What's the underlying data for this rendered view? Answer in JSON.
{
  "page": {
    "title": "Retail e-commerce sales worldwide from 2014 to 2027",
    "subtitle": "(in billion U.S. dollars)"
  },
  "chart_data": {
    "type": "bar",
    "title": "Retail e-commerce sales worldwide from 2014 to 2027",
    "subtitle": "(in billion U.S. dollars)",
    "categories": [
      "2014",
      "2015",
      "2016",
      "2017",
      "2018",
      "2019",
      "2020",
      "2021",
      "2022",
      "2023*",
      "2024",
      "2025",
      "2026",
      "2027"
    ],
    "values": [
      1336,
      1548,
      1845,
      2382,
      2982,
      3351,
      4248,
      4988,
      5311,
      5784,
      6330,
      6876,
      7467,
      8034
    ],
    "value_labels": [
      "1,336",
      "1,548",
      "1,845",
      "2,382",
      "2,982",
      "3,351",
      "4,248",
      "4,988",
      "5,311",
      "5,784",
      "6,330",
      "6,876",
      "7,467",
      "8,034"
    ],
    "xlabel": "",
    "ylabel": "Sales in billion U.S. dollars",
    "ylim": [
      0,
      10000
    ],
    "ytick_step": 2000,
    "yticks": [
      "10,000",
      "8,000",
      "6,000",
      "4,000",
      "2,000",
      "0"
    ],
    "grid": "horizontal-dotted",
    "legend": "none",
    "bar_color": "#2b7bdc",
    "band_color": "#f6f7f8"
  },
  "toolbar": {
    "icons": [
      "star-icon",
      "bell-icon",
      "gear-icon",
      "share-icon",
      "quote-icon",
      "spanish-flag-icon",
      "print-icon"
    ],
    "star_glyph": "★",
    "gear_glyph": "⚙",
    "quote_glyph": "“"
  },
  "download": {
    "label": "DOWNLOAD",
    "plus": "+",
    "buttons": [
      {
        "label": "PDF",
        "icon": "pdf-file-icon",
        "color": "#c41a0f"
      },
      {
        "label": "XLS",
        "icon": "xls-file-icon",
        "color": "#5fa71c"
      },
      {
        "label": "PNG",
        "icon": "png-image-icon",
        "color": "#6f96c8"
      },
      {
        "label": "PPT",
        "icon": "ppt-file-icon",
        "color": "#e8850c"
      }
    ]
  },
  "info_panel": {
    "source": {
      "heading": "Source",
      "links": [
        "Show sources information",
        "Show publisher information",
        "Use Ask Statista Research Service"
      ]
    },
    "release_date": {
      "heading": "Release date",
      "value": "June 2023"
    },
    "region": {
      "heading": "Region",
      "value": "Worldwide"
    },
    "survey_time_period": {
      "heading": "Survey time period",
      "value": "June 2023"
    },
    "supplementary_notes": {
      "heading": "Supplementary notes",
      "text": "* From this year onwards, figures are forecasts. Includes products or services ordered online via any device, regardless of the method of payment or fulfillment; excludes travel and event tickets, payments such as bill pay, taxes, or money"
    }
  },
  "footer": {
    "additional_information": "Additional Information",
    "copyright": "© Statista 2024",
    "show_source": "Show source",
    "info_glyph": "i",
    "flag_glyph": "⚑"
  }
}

+++

**SET EXERCISE:** Extract every line containing the string "this" from the material.

**WRITTEN RESPONSE:**
What's the underlying data for this rendered view? Answer in JSON.
      "text": "* From this year onwards, figures are forecasts. Includes products or services ordered online via any device, regardless of the method of payment or fulfillment; excludes travel and event tickets, payments such as bill pay, taxes, or money"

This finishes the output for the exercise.